→ **Stated exercise**
Find each line with the string "this" and copy it.

→ **Data to use**
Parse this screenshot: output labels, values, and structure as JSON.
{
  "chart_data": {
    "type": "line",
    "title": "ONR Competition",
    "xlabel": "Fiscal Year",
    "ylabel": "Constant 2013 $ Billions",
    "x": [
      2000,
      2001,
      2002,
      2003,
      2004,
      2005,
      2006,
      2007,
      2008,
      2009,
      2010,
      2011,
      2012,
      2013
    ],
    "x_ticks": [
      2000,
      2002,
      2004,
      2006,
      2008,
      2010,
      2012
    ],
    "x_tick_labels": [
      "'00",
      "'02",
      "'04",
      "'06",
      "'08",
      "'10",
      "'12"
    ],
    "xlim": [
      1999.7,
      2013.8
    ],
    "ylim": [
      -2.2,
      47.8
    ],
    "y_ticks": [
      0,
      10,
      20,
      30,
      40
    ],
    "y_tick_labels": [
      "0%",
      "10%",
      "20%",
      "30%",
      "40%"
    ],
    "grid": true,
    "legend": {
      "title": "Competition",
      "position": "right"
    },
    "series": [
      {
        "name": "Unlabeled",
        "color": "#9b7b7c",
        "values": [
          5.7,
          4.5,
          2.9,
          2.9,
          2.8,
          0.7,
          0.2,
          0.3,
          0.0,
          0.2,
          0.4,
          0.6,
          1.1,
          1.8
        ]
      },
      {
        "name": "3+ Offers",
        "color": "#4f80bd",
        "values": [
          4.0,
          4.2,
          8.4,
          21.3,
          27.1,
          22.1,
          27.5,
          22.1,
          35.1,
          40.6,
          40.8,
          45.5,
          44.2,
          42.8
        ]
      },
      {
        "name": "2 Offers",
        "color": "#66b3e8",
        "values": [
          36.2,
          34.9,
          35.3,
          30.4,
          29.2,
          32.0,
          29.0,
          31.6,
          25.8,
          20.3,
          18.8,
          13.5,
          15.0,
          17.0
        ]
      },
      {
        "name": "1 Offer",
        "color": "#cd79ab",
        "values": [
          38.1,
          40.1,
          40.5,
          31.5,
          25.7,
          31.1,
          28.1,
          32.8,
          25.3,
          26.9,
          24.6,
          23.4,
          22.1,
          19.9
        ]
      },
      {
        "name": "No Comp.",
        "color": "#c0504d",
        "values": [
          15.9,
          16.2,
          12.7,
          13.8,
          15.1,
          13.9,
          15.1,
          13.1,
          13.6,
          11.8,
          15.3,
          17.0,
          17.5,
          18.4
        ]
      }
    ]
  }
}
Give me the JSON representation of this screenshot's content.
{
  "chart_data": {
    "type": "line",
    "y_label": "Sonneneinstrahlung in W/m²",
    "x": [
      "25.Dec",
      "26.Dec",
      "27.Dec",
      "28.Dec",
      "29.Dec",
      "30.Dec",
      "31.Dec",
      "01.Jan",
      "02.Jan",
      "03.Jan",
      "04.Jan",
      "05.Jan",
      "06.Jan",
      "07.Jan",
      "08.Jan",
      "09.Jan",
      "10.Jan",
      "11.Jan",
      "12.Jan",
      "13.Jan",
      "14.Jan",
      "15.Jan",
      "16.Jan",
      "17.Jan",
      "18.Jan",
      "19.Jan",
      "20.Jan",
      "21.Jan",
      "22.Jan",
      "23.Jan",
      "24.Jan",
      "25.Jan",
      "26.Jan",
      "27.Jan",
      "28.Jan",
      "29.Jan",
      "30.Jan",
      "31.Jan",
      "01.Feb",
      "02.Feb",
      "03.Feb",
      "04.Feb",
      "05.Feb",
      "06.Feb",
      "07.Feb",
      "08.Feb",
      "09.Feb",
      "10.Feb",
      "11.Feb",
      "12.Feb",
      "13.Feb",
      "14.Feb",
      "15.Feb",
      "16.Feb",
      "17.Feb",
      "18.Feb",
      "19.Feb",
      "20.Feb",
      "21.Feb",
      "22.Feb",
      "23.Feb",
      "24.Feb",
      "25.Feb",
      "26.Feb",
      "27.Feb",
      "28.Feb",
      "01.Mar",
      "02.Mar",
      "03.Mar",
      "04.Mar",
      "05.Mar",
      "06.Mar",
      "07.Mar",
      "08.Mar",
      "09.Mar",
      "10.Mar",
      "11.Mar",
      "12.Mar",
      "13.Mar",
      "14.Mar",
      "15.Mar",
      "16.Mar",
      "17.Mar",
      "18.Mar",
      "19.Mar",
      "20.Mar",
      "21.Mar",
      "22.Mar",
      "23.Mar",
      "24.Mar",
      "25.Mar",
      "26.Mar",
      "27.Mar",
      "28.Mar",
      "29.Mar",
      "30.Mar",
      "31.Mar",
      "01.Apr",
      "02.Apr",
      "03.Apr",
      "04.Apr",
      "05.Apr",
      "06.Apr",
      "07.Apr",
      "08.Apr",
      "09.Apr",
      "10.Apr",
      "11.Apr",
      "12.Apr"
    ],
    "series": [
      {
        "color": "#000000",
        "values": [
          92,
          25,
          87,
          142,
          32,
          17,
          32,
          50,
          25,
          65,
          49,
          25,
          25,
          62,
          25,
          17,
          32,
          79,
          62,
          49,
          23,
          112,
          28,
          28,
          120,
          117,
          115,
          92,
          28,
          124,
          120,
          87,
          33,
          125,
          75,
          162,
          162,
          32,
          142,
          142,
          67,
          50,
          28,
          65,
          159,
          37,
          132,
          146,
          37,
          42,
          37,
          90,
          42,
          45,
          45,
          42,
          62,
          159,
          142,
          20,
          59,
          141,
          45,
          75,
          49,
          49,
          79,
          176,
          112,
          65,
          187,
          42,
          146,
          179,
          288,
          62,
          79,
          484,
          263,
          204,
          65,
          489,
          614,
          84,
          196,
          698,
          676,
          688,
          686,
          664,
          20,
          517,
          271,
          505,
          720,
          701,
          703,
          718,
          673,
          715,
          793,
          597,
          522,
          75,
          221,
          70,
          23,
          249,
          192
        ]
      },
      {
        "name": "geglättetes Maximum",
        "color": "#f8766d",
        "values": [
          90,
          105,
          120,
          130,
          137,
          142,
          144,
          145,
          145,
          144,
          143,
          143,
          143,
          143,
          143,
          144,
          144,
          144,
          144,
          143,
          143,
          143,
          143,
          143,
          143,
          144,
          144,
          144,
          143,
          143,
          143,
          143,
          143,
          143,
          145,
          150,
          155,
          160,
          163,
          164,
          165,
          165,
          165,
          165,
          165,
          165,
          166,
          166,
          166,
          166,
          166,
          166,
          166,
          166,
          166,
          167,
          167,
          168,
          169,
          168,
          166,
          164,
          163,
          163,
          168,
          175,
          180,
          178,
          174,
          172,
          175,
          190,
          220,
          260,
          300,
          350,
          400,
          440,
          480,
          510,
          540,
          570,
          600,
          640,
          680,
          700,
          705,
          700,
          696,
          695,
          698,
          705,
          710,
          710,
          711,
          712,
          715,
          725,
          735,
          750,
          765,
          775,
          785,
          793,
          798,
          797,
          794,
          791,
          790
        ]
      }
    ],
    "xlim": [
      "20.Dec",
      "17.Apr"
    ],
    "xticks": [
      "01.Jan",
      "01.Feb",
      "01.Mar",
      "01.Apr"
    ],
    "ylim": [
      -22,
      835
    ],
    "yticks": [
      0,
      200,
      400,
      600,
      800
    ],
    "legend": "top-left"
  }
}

→ **Worked solution**
Parse this screenshot: output labels, values, and structure as JSON.
Give me the JSON representation of this screenshot's content.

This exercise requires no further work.